- [PROBLEM REQUIREMENTS] Pick out each line with the word "контактной" from the material that follows.

- [MATERIAL TO PROCESS]
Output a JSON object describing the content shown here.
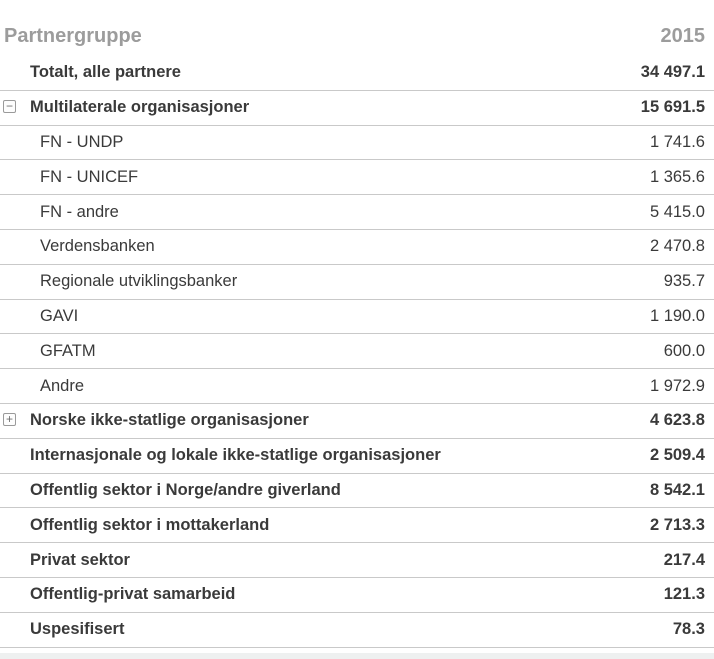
{
  "header": {
    "title": "Partnergruppe",
    "year": "2015"
  },
  "icons": {
    "collapse_glyph": "−",
    "expand_glyph": "+"
  },
  "table": {
    "rows": [
      {
        "label": "Totalt, alle partnere",
        "value": "34 497.1",
        "style": "group",
        "icon": "none"
      },
      {
        "label": "Multilaterale organisasjoner",
        "value": "15 691.5",
        "style": "group",
        "icon": "collapse"
      },
      {
        "label": "FN - UNDP",
        "value": "1 741.6",
        "style": "sub",
        "icon": "none"
      },
      {
        "label": "FN - UNICEF",
        "value": "1 365.6",
        "style": "sub",
        "icon": "none"
      },
      {
        "label": "FN - andre",
        "value": "5 415.0",
        "style": "sub",
        "icon": "none"
      },
      {
        "label": "Verdensbanken",
        "value": "2 470.8",
        "style": "sub",
        "icon": "none"
      },
      {
        "label": "Regionale utviklingsbanker",
        "value": "935.7",
        "style": "sub",
        "icon": "none"
      },
      {
        "label": "GAVI",
        "value": "1 190.0",
        "style": "sub",
        "icon": "none"
      },
      {
        "label": "GFATM",
        "value": "600.0",
        "style": "sub",
        "icon": "none"
      },
      {
        "label": "Andre",
        "value": "1 972.9",
        "style": "sub",
        "icon": "none"
      },
      {
        "label": "Norske ikke-statlige organisasjoner",
        "value": "4 623.8",
        "style": "group",
        "icon": "expand"
      },
      {
        "label": "Internasjonale og lokale ikke-statlige organisasjoner",
        "value": "2 509.4",
        "style": "group",
        "icon": "none"
      },
      {
        "label": "Offentlig sektor i Norge/andre giverland",
        "value": "8 542.1",
        "style": "group",
        "icon": "none"
      },
      {
        "label": "Offentlig sektor i mottakerland",
        "value": "2 713.3",
        "style": "group",
        "icon": "none"
      },
      {
        "label": "Privat sektor",
        "value": "217.4",
        "style": "group",
        "icon": "none"
      },
      {
        "label": "Offentlig-privat samarbeid",
        "value": "121.3",
        "style": "group",
        "icon": "none"
      },
      {
        "label": "Uspesifisert",
        "value": "78.3",
        "style": "group",
        "icon": "none"
      }
    ]
  }
}
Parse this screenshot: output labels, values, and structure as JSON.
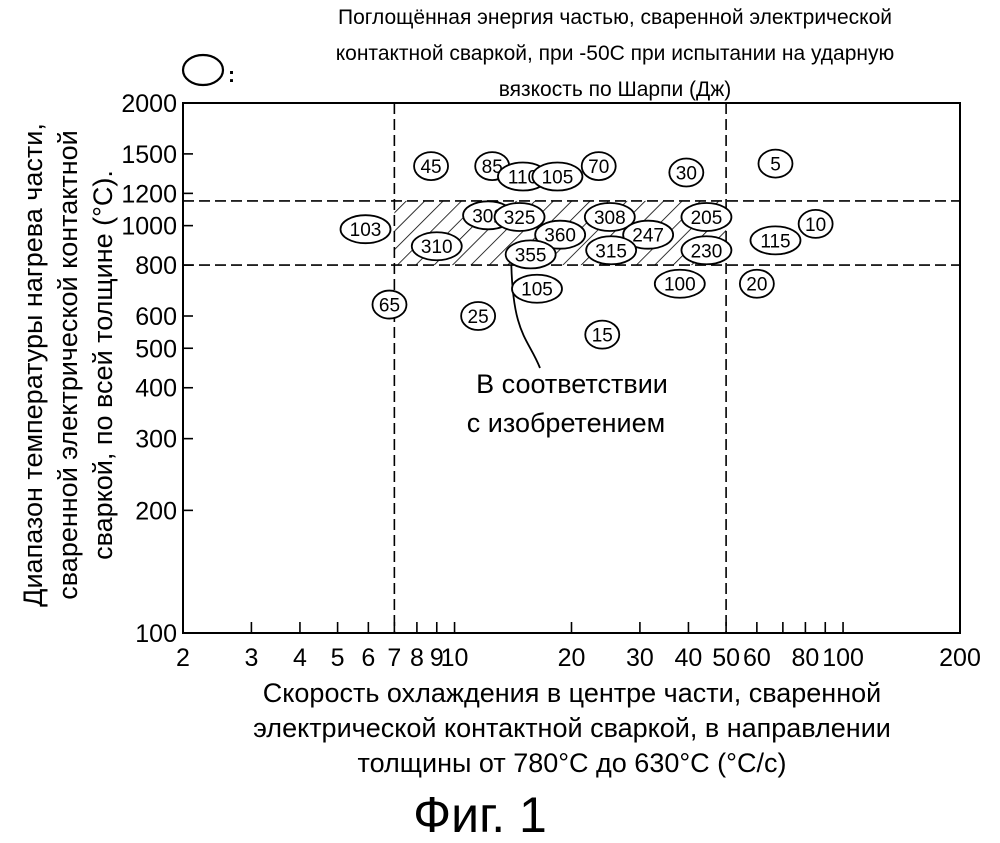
{
  "chart_data": {
    "type": "scatter",
    "x_scale": "log",
    "y_scale": "log",
    "xlim": [
      2,
      200
    ],
    "ylim": [
      100,
      2000
    ],
    "grid": false,
    "title_lines": [
      "Поглощённая энергия частью, сваренной электрической",
      "контактной сваркой, при -50С при испытании на ударную",
      "вязкость по Шарпи (Дж)"
    ],
    "legend_symbol_suffix": ":",
    "xlabel_lines": [
      "Скорость охлаждения в центре части, сваренной",
      "электрической контактной сваркой, в направлении",
      "толщины от 780°C до 630°C (°C/c)"
    ],
    "ylabel_lines": [
      "Диапазон температуры нагрева части,",
      "сваренной электрической контактной",
      "сваркой, по всей толщине (°C)."
    ],
    "x_ticks": [
      {
        "value": 2,
        "label": "2"
      },
      {
        "value": 3,
        "label": "3"
      },
      {
        "value": 4,
        "label": "4"
      },
      {
        "value": 5,
        "label": "5"
      },
      {
        "value": 6,
        "label": "6"
      },
      {
        "value": 7,
        "label": "7"
      },
      {
        "value": 8,
        "label": "8"
      },
      {
        "value": 9,
        "label": "9"
      },
      {
        "value": 10,
        "label": "10"
      },
      {
        "value": 20,
        "label": "20"
      },
      {
        "value": 30,
        "label": "30"
      },
      {
        "value": 40,
        "label": "40"
      },
      {
        "value": 50,
        "label": "50"
      },
      {
        "value": 60,
        "label": "60"
      },
      {
        "value": 80,
        "label": "80"
      },
      {
        "value": 100,
        "label": "100"
      },
      {
        "value": 200,
        "label": "200"
      }
    ],
    "x_minor_ticks": [
      70,
      90
    ],
    "y_ticks": [
      {
        "value": 100,
        "label": "100"
      },
      {
        "value": 200,
        "label": "200"
      },
      {
        "value": 300,
        "label": "300"
      },
      {
        "value": 400,
        "label": "400"
      },
      {
        "value": 500,
        "label": "500"
      },
      {
        "value": 600,
        "label": "600"
      },
      {
        "value": 800,
        "label": "800"
      },
      {
        "value": 1000,
        "label": "1000"
      },
      {
        "value": 1200,
        "label": "1200"
      },
      {
        "value": 1500,
        "label": "1500"
      },
      {
        "value": 2000,
        "label": "2000"
      }
    ],
    "reference_lines": {
      "x": [
        7,
        50
      ],
      "y": [
        800,
        1150
      ]
    },
    "region": {
      "x": [
        7,
        50
      ],
      "y": [
        800,
        1150
      ],
      "fill": "hatched"
    },
    "annotation": {
      "lines": [
        "В соответствии",
        "с изобретением"
      ],
      "x": 28,
      "y": 420,
      "pointer_to": {
        "x": 14,
        "y": 800
      }
    },
    "points": [
      {
        "x": 8.7,
        "y": 1400,
        "label": "45"
      },
      {
        "x": 12.5,
        "y": 1400,
        "label": "85"
      },
      {
        "x": 15.0,
        "y": 1320,
        "label": "110"
      },
      {
        "x": 18.4,
        "y": 1320,
        "label": "105"
      },
      {
        "x": 23.5,
        "y": 1400,
        "label": "70"
      },
      {
        "x": 39.5,
        "y": 1350,
        "label": "30"
      },
      {
        "x": 67.0,
        "y": 1420,
        "label": "5"
      },
      {
        "x": 5.9,
        "y": 980,
        "label": "103"
      },
      {
        "x": 12.2,
        "y": 1060,
        "label": "302"
      },
      {
        "x": 14.7,
        "y": 1050,
        "label": "325"
      },
      {
        "x": 25.1,
        "y": 1050,
        "label": "308"
      },
      {
        "x": 44.5,
        "y": 1050,
        "label": "205"
      },
      {
        "x": 85.0,
        "y": 1010,
        "label": "10"
      },
      {
        "x": 9.0,
        "y": 890,
        "label": "310"
      },
      {
        "x": 18.7,
        "y": 950,
        "label": "360"
      },
      {
        "x": 31.5,
        "y": 950,
        "label": "247"
      },
      {
        "x": 15.7,
        "y": 850,
        "label": "355"
      },
      {
        "x": 25.3,
        "y": 870,
        "label": "315"
      },
      {
        "x": 44.5,
        "y": 870,
        "label": "230"
      },
      {
        "x": 67.0,
        "y": 920,
        "label": "115"
      },
      {
        "x": 6.8,
        "y": 640,
        "label": "65"
      },
      {
        "x": 11.5,
        "y": 600,
        "label": "25"
      },
      {
        "x": 16.3,
        "y": 700,
        "label": "105"
      },
      {
        "x": 38.0,
        "y": 720,
        "label": "100"
      },
      {
        "x": 60.0,
        "y": 720,
        "label": "20"
      },
      {
        "x": 24.0,
        "y": 540,
        "label": "15"
      }
    ]
  },
  "caption": "Фиг. 1"
}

- [WRITTEN RESPONSE]
      "контактной сваркой, при -50С при испытании на ударную",
      "электрической контактной сваркой, в направлении",
      "сваренной электрической контактной",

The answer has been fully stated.